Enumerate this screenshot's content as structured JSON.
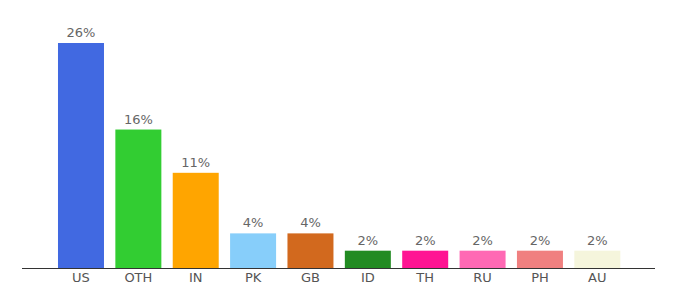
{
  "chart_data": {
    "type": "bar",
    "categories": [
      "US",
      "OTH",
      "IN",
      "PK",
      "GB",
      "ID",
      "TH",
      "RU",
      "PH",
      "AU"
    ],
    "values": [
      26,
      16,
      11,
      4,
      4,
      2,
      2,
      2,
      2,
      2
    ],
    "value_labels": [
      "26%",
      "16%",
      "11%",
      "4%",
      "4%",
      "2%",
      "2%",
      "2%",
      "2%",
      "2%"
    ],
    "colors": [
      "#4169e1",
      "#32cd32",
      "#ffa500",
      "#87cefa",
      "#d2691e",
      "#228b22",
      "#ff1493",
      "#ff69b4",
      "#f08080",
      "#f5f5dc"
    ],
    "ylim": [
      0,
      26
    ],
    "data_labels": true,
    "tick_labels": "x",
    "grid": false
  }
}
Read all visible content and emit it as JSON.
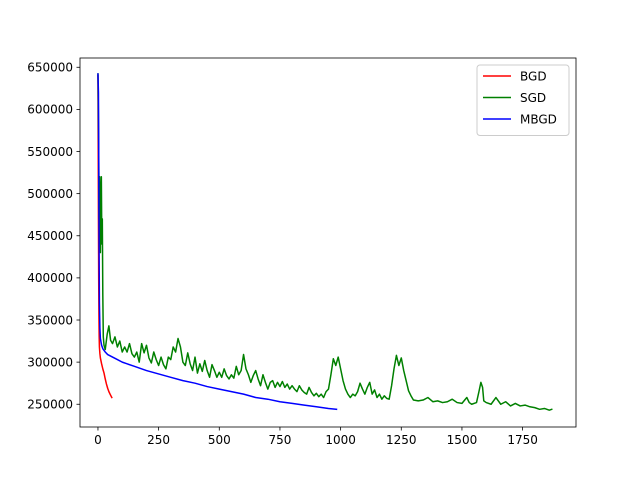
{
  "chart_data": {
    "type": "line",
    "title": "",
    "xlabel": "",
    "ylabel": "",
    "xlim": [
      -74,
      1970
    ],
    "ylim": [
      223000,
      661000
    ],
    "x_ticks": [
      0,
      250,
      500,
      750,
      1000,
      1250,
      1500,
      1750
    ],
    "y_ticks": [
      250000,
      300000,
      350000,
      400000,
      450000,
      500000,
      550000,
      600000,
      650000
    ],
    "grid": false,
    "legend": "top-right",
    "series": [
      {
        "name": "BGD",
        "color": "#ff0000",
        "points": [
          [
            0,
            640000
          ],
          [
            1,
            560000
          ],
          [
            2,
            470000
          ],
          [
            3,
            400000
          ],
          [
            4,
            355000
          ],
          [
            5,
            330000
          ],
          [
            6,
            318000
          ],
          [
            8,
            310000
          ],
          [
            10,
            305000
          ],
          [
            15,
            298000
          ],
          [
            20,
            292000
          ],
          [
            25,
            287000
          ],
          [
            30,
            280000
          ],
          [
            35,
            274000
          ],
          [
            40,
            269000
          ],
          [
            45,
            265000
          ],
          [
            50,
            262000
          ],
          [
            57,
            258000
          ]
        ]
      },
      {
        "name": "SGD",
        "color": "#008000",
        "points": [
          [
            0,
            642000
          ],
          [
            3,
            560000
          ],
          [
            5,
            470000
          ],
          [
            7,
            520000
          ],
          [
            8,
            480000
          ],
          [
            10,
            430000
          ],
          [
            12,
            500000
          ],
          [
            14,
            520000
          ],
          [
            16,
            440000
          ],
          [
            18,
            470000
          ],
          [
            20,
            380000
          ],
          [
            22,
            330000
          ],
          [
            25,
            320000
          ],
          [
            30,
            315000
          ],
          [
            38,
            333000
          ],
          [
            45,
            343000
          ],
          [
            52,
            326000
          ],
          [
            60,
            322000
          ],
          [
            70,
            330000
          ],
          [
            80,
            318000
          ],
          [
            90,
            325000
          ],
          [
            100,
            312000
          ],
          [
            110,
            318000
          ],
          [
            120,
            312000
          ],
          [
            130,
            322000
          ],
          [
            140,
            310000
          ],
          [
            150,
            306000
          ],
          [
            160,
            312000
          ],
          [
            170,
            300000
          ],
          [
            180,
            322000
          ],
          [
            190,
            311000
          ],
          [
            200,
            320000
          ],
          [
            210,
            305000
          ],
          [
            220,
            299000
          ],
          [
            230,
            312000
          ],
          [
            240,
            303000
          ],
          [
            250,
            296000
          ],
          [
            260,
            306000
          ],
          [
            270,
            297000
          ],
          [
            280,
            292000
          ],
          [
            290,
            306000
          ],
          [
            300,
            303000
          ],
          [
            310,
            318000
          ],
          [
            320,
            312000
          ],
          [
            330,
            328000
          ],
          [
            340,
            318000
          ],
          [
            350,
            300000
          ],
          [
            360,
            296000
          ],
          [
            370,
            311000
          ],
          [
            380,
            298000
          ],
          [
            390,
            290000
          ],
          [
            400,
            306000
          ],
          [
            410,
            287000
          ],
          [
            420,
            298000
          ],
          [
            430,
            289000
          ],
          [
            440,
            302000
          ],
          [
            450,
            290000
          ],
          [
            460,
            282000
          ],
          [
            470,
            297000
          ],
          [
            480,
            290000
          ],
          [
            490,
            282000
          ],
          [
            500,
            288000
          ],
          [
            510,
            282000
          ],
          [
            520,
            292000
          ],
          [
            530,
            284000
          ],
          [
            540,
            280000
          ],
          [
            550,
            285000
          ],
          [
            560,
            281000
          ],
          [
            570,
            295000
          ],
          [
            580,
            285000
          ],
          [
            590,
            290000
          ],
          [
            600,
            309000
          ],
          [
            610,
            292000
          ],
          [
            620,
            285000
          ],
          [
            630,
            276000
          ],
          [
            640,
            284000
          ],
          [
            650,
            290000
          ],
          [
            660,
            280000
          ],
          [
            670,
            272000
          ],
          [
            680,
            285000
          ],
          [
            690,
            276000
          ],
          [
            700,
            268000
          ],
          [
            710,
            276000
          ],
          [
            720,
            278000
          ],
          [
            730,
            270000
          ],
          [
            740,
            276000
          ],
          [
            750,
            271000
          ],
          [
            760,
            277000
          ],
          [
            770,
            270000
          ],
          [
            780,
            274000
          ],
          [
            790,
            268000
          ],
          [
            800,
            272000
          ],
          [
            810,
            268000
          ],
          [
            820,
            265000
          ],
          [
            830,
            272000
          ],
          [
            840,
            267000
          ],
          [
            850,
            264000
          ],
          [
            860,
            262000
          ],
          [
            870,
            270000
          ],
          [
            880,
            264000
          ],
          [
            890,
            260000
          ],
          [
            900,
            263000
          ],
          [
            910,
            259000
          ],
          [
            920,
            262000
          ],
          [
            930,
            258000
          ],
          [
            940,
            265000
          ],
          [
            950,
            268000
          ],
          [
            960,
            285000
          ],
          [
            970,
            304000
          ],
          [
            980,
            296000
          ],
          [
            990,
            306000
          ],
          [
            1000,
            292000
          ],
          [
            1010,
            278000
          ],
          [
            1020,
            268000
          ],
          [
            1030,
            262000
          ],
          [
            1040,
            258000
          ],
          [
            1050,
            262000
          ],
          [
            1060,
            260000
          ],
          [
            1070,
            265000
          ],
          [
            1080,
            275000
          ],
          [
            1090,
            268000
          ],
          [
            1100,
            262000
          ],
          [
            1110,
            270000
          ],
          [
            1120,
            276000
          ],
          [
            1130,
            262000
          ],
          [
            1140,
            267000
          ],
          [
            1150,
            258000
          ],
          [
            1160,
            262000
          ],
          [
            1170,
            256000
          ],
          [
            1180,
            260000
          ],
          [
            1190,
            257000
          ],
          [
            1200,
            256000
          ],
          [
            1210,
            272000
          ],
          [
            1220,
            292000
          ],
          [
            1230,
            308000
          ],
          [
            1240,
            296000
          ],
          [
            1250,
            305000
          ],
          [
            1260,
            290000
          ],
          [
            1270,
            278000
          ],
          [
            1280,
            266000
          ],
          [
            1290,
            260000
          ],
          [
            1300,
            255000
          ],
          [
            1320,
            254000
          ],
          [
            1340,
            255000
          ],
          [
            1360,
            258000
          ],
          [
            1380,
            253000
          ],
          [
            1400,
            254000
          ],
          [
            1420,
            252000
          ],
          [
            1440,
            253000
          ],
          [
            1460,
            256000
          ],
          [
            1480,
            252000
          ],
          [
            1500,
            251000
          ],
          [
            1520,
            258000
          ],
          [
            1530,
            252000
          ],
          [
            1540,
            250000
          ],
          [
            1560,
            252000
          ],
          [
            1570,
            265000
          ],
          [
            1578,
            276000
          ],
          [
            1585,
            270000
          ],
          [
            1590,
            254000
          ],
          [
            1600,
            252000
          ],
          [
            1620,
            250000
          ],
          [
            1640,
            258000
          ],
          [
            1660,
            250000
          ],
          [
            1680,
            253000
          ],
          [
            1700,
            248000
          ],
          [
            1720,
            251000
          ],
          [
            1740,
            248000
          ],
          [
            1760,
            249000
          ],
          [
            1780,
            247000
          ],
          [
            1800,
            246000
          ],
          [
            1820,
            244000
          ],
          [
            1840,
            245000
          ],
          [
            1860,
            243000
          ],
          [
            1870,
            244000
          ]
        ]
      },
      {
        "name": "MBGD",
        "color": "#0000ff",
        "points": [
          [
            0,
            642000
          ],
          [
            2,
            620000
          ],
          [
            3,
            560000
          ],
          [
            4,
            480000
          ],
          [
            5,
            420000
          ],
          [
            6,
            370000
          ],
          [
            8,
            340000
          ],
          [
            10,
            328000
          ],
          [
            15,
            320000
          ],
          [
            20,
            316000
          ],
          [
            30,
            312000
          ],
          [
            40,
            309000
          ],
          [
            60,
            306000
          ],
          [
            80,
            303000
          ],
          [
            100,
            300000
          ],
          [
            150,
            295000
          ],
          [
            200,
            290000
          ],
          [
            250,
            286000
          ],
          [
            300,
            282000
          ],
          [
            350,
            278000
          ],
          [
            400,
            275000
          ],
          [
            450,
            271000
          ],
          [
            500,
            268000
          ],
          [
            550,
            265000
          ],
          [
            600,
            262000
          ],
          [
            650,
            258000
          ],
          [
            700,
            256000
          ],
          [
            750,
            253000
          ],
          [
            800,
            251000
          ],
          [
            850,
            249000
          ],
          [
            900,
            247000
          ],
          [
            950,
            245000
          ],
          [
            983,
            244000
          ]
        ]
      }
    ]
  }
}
▬▬▬
__Exercise requirements__:
Select the lines from the entries that include the word "content".

__Result of the task__:
Enumerate this screenshot's content as structured JSON.
Read all visible content and emit it as JSON.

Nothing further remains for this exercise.